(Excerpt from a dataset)
· · ·

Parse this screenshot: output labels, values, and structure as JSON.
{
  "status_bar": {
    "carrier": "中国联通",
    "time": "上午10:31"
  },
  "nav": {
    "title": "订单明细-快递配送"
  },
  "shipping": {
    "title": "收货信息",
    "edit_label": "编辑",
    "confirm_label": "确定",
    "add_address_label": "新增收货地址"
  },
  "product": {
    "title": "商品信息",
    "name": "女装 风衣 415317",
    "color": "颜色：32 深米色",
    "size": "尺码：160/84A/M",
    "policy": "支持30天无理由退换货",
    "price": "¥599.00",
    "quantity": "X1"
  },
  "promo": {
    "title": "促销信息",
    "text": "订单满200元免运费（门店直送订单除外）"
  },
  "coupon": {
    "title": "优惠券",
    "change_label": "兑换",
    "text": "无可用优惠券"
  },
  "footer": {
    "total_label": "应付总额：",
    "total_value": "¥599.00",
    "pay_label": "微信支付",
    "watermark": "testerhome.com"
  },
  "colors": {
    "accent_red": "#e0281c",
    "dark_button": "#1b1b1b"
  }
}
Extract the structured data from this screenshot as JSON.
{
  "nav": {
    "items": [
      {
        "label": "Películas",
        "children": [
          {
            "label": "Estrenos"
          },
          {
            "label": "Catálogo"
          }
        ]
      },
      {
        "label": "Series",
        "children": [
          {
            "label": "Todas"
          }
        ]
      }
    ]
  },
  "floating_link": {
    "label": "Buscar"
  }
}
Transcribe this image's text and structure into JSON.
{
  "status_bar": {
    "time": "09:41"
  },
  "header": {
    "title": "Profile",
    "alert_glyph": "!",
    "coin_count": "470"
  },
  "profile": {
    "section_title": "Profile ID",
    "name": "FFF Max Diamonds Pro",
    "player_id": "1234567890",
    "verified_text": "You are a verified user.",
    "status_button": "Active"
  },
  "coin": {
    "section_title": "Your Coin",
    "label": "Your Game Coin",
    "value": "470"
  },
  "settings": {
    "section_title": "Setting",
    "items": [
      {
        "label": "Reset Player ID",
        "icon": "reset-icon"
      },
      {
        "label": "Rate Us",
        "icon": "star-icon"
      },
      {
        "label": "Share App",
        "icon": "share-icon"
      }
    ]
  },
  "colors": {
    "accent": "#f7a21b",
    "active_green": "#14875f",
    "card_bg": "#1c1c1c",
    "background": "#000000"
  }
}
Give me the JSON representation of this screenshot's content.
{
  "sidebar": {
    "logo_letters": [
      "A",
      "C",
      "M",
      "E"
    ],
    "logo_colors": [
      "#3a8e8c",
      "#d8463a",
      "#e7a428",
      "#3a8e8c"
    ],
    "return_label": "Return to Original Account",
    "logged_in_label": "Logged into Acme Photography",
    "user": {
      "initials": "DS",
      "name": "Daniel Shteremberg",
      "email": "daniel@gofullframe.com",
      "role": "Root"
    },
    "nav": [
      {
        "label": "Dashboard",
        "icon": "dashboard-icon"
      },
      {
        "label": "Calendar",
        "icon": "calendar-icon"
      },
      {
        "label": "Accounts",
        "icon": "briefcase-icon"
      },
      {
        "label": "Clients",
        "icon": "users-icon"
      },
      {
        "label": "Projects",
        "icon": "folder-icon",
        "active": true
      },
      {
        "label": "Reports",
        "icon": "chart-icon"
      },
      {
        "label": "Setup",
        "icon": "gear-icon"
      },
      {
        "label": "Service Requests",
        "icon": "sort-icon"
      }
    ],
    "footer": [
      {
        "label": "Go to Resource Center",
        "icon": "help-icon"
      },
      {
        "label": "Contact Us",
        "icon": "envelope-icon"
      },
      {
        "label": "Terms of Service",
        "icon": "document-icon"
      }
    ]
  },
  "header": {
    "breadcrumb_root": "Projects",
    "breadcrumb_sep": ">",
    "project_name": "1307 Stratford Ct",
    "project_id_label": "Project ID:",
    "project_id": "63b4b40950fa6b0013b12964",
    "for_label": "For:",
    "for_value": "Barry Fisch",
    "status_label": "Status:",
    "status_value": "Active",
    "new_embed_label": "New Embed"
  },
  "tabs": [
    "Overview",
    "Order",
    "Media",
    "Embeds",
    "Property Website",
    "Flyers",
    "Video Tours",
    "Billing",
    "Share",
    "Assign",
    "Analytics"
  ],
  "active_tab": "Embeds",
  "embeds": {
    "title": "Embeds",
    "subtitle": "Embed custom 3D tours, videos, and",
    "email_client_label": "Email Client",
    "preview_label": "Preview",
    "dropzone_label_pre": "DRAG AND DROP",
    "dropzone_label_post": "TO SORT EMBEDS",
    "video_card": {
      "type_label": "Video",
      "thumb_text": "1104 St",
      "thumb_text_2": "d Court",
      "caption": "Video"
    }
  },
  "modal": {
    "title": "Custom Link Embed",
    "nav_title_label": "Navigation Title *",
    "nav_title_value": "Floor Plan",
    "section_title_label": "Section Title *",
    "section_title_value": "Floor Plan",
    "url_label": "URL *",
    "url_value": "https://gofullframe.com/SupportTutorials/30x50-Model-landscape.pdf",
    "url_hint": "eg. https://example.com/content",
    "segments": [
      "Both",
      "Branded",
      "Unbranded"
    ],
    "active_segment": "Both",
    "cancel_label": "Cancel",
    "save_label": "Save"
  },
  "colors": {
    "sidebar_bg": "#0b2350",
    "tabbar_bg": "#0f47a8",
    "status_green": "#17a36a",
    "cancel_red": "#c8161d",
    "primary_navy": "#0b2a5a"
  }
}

· · ·

- Work instructions:
Print the listing above in its entirety, with every line exact.

- Completed task:
Parse this screenshot: output labels, values, and structure as JSON.
{
  "status_bar": {
    "carrier": "中国联通",
    "time": "上午10:31"
  },
  "nav": {
    "title": "订单明细-快递配送"
  },
  "shipping": {
    "title": "收货信息",
    "edit_label": "编辑",
    "confirm_label": "确定",
    "add_address_label": "新增收货地址"
  },
  "product": {
    "title": "商品信息",
    "name": "女装 风衣 415317",
    "color": "颜色：32 深米色",
    "size": "尺码：160/84A/M",
    "policy": "支持30天无理由退换货",
    "price": "¥599.00",
    "quantity": "X1"
  },
  "promo": {
    "title": "促销信息",
    "text": "订单满200元免运费（门店直送订单除外）"
  },
  "coupon": {
    "title": "优惠券",
    "change_label": "兑换",
    "text": "无可用优惠券"
  },
  "footer": {
    "total_label": "应付总额：",
    "total_value": "¥599.00",
    "pay_label": "微信支付",
    "watermark": "testerhome.com"
  },
  "colors": {
    "accent_red": "#e0281c",
    "dark_button": "#1b1b1b"
  }
}
Extract the structured data from this screenshot as JSON.
{
  "nav": {
    "items": [
      {
        "label": "Películas",
        "children": [
          {
            "label": "Estrenos"
          },
          {
            "label": "Catálogo"
          }
        ]
      },
      {
        "label": "Series",
        "children": [
          {
            "label": "Todas"
          }
        ]
      }
    ]
  },
  "floating_link": {
    "label": "Buscar"
  }
}
Transcribe this image's text and structure into JSON.
{
  "status_bar": {
    "time": "09:41"
  },
  "header": {
    "title": "Profile",
    "alert_glyph": "!",
    "coin_count": "470"
  },
  "profile": {
    "section_title": "Profile ID",
    "name": "FFF Max Diamonds Pro",
    "player_id": "1234567890",
    "verified_text": "You are a verified user.",
    "status_button": "Active"
  },
  "coin": {
    "section_title": "Your Coin",
    "label": "Your Game Coin",
    "value": "470"
  },
  "settings": {
    "section_title": "Setting",
    "items": [
      {
        "label": "Reset Player ID",
        "icon": "reset-icon"
      },
      {
        "label": "Rate Us",
        "icon": "star-icon"
      },
      {
        "label": "Share App",
        "icon": "share-icon"
      }
    ]
  },
  "colors": {
    "accent": "#f7a21b",
    "active_green": "#14875f",
    "card_bg": "#1c1c1c",
    "background": "#000000"
  }
}
Give me the JSON representation of this screenshot's content.
{
  "sidebar": {
    "logo_letters": [
      "A",
      "C",
      "M",
      "E"
    ],
    "logo_colors": [
      "#3a8e8c",
      "#d8463a",
      "#e7a428",
      "#3a8e8c"
    ],
    "return_label": "Return to Original Account",
    "logged_in_label": "Logged into Acme Photography",
    "user": {
      "initials": "DS",
      "name": "Daniel Shteremberg",
      "email": "daniel@gofullframe.com",
      "role": "Root"
    },
    "nav": [
      {
        "label": "Dashboard",
        "icon": "dashboard-icon"
      },
      {
        "label": "Calendar",
        "icon": "calendar-icon"
      },
      {
        "label": "Accounts",
        "icon": "briefcase-icon"
      },
      {
        "label": "Clients",
        "icon": "users-icon"
      },
      {
        "label": "Projects",
        "icon": "folder-icon",
        "active": true
      },
      {
        "label": "Reports",
        "icon": "chart-icon"
      },
      {
        "label": "Setup",
        "icon": "gear-icon"
      },
      {
        "label": "Service Requests",
        "icon": "sort-icon"
      }
    ],
    "footer": [
      {
        "label": "Go to Resource Center",
        "icon": "help-icon"
      },
      {
        "label": "Contact Us",
        "icon": "envelope-icon"
      },
      {
        "label": "Terms of Service",
        "icon": "document-icon"
      }
    ]
  },
  "header": {
    "breadcrumb_root": "Projects",
    "breadcrumb_sep": ">",
    "project_name": "1307 Stratford Ct",
    "project_id_label": "Project ID:",
    "project_id": "63b4b40950fa6b0013b12964",
    "for_label": "For:",
    "for_value": "Barry Fisch",
    "status_label": "Status:",
    "status_value": "Active",
    "new_embed_label": "New Embed"
  },
  "tabs": [
    "Overview",
    "Order",
    "Media",
    "Embeds",
    "Property Website",
    "Flyers",
    "Video Tours",
    "Billing",
    "Share",
    "Assign",
    "Analytics"
  ],
  "active_tab": "Embeds",
  "embeds": {
    "title": "Embeds",
    "subtitle": "Embed custom 3D tours, videos, and",
    "email_client_label": "Email Client",
    "preview_label": "Preview",
    "dropzone_label_pre": "DRAG AND DROP",
    "dropzone_label_post": "TO SORT EMBEDS",
    "video_card": {
      "type_label": "Video",
      "thumb_text": "1104 St",
      "thumb_text_2": "d Court",
      "caption": "Video"
    }
  },
  "modal": {
    "title": "Custom Link Embed",
    "nav_title_label": "Navigation Title *",
    "nav_title_value": "Floor Plan",
    "section_title_label": "Section Title *",
    "section_title_value": "Floor Plan",
    "url_label": "URL *",
    "url_value": "https://gofullframe.com/SupportTutorials/30x50-Model-landscape.pdf",
    "url_hint": "eg. https://example.com/content",
    "segments": [
      "Both",
      "Branded",
      "Unbranded"
    ],
    "active_segment": "Both",
    "cancel_label": "Cancel",
    "save_label": "Save"
  },
  "colors": {
    "sidebar_bg": "#0b2350",
    "tabbar_bg": "#0f47a8",
    "status_green": "#17a36a",
    "cancel_red": "#c8161d",
    "primary_navy": "#0b2a5a"
  }
}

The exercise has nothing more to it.